_Task material_.
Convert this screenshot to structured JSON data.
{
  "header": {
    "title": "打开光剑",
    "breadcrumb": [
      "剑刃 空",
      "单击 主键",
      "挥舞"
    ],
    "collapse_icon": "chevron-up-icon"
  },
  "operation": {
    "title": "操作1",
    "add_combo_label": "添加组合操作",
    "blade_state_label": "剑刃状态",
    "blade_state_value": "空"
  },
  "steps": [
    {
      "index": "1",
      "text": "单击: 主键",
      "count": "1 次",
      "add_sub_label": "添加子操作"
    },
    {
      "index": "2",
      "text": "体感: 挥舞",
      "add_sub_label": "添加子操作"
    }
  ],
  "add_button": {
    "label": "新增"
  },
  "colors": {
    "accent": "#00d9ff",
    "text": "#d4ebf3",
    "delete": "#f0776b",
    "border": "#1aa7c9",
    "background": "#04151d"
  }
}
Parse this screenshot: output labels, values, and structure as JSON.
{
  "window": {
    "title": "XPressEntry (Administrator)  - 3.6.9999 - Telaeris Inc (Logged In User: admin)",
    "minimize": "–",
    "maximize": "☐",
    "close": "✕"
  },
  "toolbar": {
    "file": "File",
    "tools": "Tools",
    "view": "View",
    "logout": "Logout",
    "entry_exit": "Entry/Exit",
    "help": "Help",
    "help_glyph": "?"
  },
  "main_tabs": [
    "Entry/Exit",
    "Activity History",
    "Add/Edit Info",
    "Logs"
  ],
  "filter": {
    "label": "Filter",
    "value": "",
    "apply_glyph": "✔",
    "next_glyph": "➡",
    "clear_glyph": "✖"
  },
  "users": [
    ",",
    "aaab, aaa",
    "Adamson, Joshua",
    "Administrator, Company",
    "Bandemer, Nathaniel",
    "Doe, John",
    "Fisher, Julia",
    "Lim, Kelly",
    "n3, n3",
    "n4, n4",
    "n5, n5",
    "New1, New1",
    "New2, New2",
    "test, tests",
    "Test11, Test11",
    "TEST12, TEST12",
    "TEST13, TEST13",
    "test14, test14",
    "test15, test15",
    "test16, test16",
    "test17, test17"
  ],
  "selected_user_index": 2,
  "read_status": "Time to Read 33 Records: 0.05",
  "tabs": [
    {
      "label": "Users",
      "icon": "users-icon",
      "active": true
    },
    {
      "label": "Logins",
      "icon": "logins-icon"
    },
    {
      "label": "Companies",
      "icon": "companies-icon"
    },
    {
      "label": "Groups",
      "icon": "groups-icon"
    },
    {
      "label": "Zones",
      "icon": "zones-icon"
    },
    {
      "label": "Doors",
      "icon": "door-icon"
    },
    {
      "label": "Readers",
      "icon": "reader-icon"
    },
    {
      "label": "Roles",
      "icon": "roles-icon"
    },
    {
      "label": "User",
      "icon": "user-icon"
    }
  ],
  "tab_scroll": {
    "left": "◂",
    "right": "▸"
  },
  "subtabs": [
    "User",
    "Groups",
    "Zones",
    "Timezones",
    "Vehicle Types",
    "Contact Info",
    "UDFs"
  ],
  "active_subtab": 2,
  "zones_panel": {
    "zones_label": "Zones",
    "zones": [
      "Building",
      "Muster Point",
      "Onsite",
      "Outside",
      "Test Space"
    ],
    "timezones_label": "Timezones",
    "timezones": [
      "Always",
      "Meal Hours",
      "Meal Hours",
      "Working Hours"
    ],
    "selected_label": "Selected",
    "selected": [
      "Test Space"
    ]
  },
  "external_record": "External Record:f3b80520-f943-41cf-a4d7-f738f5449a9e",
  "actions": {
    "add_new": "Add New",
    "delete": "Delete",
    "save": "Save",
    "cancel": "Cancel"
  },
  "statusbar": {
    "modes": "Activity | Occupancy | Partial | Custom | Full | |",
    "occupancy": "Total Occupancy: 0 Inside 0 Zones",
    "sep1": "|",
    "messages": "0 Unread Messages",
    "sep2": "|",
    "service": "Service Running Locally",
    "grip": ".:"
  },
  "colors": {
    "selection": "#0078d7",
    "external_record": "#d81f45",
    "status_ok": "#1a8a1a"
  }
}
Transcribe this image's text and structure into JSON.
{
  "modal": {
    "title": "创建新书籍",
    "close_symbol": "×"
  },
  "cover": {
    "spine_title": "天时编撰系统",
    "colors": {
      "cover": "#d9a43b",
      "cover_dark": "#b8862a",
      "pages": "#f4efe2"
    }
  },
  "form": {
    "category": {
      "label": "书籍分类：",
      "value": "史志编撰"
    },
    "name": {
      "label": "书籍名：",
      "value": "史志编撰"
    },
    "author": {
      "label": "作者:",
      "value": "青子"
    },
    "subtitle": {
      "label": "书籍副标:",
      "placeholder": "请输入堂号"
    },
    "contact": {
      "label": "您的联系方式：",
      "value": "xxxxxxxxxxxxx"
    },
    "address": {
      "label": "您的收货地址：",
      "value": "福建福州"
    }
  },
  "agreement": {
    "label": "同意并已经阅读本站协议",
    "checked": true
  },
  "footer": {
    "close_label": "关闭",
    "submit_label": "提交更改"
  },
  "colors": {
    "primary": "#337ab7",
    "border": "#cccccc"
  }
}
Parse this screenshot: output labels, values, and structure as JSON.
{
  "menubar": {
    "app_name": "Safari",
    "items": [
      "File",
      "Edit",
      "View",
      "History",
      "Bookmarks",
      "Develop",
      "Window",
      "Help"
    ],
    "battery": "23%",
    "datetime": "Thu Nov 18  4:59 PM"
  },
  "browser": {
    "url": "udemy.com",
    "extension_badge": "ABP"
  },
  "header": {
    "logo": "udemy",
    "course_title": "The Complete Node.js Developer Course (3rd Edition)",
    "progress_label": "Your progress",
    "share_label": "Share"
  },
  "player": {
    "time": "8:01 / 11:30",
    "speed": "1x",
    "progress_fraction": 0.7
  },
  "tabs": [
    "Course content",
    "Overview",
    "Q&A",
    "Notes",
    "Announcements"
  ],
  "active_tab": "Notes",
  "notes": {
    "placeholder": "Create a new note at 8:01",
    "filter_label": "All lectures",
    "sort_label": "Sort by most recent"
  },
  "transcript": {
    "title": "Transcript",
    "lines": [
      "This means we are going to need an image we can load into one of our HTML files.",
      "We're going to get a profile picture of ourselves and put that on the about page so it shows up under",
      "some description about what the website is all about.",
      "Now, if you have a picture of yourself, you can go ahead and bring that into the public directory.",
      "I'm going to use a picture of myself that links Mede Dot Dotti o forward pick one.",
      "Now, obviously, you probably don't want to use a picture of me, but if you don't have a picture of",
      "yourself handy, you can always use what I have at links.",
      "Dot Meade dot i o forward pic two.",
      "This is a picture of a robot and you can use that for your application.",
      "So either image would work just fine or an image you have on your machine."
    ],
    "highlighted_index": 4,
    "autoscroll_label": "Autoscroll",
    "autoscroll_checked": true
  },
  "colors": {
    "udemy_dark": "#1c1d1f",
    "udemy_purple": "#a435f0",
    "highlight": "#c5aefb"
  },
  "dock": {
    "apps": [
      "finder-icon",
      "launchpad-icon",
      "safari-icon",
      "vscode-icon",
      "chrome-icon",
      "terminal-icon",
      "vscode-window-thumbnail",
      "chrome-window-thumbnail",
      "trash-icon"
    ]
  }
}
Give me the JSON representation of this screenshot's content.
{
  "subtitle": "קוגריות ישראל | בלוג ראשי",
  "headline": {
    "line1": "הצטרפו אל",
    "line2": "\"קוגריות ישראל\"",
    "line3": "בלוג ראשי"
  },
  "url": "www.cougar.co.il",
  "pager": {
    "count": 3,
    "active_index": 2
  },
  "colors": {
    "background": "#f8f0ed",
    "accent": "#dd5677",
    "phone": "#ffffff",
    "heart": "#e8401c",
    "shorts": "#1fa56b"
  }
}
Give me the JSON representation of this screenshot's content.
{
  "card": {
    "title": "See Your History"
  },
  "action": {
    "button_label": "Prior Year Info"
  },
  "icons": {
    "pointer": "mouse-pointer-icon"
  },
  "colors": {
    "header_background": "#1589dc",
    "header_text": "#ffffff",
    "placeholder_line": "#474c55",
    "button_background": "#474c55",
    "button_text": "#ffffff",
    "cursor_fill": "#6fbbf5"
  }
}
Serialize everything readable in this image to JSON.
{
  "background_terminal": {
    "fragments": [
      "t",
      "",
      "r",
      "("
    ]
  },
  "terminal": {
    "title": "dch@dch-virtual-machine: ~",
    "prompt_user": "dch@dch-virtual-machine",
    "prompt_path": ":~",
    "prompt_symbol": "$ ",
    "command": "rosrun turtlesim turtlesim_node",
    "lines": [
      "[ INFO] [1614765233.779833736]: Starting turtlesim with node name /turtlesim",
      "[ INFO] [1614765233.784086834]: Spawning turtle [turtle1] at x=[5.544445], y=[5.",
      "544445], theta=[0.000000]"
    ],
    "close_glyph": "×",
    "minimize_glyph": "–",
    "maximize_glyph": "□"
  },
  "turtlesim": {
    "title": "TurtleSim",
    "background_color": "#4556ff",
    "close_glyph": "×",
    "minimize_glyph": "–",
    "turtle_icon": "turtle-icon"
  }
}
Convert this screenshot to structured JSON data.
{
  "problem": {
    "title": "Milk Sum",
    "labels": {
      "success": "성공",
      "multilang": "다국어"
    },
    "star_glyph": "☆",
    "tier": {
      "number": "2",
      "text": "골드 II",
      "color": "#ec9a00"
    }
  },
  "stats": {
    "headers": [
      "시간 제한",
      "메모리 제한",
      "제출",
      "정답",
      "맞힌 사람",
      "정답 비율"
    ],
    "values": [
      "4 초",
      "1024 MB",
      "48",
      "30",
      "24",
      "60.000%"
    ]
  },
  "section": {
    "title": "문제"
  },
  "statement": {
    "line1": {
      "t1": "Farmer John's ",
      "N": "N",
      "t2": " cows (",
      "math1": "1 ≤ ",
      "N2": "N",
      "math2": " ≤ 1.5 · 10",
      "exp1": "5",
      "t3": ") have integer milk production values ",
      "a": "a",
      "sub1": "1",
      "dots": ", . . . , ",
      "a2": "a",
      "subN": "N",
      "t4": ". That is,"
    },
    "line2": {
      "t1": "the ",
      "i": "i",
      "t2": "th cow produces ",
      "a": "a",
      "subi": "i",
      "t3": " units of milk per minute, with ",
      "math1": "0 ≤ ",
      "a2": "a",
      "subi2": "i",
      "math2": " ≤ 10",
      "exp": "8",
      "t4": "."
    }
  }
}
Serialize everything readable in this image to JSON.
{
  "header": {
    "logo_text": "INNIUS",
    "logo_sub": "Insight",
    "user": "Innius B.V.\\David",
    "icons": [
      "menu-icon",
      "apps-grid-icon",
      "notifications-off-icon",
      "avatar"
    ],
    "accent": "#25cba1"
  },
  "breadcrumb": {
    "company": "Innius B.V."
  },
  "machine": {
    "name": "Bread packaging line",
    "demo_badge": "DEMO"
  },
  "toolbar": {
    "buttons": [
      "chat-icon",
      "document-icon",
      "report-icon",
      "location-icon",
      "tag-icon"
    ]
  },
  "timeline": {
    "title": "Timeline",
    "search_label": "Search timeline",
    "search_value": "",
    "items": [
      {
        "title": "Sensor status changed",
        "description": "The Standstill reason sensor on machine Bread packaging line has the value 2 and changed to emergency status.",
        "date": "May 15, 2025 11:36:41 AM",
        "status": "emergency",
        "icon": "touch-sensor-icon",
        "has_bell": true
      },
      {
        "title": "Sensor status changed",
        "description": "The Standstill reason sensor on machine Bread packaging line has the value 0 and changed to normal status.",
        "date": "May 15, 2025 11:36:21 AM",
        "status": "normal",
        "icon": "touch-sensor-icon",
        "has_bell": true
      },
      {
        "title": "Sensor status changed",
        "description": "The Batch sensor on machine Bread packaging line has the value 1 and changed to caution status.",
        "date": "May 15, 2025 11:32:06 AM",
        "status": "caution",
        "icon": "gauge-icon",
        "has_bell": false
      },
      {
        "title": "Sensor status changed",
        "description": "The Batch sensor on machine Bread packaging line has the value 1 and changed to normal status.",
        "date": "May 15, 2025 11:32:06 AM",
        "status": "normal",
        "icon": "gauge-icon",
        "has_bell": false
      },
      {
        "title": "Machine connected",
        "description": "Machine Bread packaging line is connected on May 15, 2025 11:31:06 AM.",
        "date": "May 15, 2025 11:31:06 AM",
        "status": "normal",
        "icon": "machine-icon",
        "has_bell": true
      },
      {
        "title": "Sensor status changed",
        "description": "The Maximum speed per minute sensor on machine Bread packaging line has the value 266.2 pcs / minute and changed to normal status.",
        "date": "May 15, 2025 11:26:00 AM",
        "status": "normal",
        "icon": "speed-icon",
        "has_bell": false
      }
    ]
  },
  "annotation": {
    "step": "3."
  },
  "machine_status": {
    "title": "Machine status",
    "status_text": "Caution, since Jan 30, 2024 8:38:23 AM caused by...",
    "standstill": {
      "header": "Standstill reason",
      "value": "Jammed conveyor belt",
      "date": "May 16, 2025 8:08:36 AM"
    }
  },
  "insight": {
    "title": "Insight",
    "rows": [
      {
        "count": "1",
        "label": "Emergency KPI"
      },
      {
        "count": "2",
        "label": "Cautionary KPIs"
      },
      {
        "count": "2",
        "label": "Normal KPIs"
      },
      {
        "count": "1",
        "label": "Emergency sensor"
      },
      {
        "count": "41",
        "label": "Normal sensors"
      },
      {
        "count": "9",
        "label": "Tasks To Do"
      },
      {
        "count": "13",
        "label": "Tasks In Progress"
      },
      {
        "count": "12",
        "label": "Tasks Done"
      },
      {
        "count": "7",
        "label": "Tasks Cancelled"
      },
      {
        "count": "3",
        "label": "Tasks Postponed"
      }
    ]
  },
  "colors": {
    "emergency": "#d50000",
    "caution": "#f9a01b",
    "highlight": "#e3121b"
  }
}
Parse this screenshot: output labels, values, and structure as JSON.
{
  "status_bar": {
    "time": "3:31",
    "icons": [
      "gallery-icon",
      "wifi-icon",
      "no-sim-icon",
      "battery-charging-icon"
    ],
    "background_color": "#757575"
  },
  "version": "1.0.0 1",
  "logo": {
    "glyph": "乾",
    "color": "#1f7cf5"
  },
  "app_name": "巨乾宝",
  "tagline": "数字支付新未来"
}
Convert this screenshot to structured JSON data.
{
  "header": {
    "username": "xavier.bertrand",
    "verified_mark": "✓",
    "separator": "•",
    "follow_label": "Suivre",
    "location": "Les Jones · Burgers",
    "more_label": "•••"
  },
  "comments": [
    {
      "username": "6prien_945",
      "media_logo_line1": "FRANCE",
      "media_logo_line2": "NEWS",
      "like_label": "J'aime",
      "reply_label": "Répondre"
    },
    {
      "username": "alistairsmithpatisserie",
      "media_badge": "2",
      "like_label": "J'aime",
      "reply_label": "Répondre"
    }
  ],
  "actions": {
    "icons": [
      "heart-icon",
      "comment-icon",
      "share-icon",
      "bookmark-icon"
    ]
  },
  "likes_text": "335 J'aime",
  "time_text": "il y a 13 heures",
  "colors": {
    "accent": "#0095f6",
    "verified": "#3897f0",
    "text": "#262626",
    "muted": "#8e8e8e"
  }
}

_Work required_. Tally the lines in the entries above that hold the word "virtual". Reply with nothing but that count.

_Correct output_. 2